*EXERCISE A*: In the text on South Africa's history of slavery, how many years of slavery does the country's past include?
*EXERCISE B*: Summarize the text on South Africa's history of slavery in two sentences.

*TEXT EXTRACT*:
↓↓↓
GB: As a graduate student, I found it gutting that it was possible to tell a plausible version of South Africa’s past that erased the country’s 176 years of slavery. How was it possible that almost two centuries of brutality in which enslaved women were subjected to sexual slavery could become invisible in the country’s accounts of its past? The answer was paradoxical. It is not because there were no sources in the archives on the topic – in fact, I discuss a plethora of materials that allude to slavery, including landscape paintings, cartoons, and cookbooks – but because of the picturesque way in which enslaved people was represented in them that created to the idea that slavery at the Cape was “mild” and historically insignificant. Image after image portrayed enslaved people as submissive and compliant figures embedded in a benign past, and the very familiarity and ubiquity of such images helped to cement this benevolent impression. So, in writing about this period, I argued that such representations masked the extreme violence of slavery at the Cape and rendered it both highly visible and overlooked. I pointed to revisionist scholarship that showed that slavery shaped every aspect of Cape society and was marked by high levels of violence. I also drew on a different archive, one that included oral history, jokes, and contemporary art that revisited the topic in necessary ways. This practice of rereading the archive and expanding the archive helped me to craft a new understanding of the relation of slavery to concepts of race, gender, sexuality, and religion in South Africa.
↑↑↑
*RECORD EXTRACTS*:
↓↓↓
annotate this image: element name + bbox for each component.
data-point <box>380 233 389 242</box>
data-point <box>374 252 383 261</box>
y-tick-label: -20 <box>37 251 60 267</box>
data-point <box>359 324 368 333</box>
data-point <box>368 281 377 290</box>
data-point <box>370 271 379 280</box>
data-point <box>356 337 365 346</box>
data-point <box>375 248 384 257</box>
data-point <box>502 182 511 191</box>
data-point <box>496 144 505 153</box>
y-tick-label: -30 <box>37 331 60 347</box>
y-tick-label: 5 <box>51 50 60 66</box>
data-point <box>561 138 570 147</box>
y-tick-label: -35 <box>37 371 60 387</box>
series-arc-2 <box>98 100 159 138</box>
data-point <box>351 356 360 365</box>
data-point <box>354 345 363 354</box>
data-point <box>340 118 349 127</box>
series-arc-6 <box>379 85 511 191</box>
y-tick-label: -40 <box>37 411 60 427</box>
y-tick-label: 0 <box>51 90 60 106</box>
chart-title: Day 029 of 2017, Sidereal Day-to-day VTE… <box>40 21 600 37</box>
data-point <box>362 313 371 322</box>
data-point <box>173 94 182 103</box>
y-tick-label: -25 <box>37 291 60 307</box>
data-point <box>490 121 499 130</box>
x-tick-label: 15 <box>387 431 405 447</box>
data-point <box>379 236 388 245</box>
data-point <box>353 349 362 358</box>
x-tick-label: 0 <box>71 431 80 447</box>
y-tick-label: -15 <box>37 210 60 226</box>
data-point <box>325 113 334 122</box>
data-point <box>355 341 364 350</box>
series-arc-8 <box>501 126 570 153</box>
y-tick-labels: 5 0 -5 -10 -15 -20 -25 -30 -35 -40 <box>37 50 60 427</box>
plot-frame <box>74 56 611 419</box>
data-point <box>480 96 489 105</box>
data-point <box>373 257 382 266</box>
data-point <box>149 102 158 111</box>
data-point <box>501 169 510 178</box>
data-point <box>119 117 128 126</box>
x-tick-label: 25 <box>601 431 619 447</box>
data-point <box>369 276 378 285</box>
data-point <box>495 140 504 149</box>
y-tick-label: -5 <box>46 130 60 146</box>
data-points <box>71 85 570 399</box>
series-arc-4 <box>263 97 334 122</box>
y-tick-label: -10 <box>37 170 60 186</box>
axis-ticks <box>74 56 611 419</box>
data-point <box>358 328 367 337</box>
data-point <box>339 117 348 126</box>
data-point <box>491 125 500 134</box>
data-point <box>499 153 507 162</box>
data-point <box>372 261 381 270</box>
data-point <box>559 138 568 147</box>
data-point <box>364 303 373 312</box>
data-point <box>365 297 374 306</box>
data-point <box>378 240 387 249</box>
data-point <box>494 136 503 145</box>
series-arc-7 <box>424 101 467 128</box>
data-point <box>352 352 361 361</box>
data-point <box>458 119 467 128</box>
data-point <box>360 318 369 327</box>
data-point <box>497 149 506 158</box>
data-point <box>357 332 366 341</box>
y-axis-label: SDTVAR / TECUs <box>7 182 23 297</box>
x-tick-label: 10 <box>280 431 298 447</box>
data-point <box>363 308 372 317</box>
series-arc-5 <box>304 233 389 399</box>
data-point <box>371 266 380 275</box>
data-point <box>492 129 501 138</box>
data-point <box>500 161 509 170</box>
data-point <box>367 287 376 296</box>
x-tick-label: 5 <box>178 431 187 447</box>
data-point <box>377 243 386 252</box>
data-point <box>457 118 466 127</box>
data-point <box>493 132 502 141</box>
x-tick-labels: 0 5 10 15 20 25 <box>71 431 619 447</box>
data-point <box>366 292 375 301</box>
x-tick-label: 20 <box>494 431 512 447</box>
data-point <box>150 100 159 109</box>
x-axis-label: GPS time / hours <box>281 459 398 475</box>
↑↑↑
*FINAL ANSWER A*: 176 years.

*FINAL ANSWER B*: South Africa's 176 years of slavery could be left out of plausible accounts of its past because archival materials such as landscape paintings, cartoons, and cookbooks pictured enslaved people as submissive figures in a benign past, giving the idea that slavery at the Cape was mild and insignificant. Drawing on revisionist scholarship showing that slavery shaped every aspect of Cape society and was marked by high levels of violence, and on an expanded archive of oral history, jokes, and contemporary art, the text develops a new understanding of how slavery relates to race, gender, sexuality, and religion in South Africa.